:: WORK TO DO ::
Of the lines in this material, how many contain "duplikatu"? Answer with a single number only.

:: EXCERPTED RECORDS ::
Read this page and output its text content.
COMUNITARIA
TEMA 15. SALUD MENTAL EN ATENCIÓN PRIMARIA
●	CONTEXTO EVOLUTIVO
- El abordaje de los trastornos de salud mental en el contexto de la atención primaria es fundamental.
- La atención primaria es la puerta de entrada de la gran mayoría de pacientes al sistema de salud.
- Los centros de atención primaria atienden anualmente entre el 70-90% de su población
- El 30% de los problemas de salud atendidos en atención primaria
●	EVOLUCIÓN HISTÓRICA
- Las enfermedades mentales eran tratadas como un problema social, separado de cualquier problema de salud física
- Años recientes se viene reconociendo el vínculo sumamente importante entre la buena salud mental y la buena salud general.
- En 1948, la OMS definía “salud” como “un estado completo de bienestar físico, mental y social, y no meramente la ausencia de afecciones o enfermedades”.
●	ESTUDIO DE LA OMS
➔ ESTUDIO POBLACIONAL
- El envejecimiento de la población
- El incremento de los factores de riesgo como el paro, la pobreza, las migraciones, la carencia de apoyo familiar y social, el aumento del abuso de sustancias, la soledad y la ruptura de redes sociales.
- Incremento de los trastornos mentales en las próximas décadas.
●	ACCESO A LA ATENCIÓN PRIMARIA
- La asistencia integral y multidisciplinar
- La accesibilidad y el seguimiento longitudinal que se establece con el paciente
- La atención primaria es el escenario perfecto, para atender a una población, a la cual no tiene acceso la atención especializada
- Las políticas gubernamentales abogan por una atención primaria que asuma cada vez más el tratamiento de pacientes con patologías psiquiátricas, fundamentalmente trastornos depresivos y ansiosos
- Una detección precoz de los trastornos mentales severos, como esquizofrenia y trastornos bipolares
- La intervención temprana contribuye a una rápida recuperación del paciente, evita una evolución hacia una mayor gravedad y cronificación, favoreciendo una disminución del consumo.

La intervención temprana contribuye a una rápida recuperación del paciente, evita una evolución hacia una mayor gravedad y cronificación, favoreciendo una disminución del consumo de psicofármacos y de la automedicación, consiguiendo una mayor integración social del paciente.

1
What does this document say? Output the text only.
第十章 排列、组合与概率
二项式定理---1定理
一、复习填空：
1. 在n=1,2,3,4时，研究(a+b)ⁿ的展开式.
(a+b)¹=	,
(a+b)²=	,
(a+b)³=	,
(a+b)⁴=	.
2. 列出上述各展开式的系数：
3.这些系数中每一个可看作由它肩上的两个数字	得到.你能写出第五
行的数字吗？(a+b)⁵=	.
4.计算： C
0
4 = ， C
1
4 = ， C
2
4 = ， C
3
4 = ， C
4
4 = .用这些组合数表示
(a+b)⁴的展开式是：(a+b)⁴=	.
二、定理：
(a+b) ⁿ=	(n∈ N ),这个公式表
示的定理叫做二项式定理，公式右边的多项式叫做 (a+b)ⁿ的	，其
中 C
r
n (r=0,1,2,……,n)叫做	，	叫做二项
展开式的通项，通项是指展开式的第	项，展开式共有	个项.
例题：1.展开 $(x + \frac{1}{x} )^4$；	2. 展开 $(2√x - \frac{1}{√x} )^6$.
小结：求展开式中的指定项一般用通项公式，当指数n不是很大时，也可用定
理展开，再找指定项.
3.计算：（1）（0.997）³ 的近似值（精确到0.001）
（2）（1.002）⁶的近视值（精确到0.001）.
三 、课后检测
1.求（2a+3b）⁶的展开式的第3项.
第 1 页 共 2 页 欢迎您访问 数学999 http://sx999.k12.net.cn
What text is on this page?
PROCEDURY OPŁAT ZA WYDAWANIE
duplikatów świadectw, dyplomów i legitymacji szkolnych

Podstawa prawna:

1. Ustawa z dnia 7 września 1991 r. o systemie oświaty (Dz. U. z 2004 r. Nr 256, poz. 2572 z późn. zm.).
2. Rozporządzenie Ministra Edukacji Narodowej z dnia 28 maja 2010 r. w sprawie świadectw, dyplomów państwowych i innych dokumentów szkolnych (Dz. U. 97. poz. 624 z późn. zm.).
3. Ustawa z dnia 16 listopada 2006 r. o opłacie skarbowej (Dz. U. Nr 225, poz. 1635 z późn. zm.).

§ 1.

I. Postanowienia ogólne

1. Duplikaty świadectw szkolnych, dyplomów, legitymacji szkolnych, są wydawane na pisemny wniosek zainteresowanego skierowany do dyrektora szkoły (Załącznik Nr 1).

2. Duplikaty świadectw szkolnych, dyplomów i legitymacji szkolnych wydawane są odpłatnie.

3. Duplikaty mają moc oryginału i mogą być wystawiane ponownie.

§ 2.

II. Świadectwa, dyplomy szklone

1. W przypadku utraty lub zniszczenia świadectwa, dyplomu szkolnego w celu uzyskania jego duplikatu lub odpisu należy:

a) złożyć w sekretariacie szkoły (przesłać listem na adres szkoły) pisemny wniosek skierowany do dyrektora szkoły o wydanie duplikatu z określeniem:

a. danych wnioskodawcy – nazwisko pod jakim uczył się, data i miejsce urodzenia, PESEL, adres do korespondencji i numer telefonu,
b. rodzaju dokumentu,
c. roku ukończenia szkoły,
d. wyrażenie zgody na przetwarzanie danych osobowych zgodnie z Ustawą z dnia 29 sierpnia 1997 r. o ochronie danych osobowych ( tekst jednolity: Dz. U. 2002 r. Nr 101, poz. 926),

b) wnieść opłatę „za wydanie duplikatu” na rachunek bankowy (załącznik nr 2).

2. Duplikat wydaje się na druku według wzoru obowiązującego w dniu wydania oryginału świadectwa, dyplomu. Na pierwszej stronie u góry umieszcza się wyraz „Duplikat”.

:: EXERCISE RESPONSE ::
3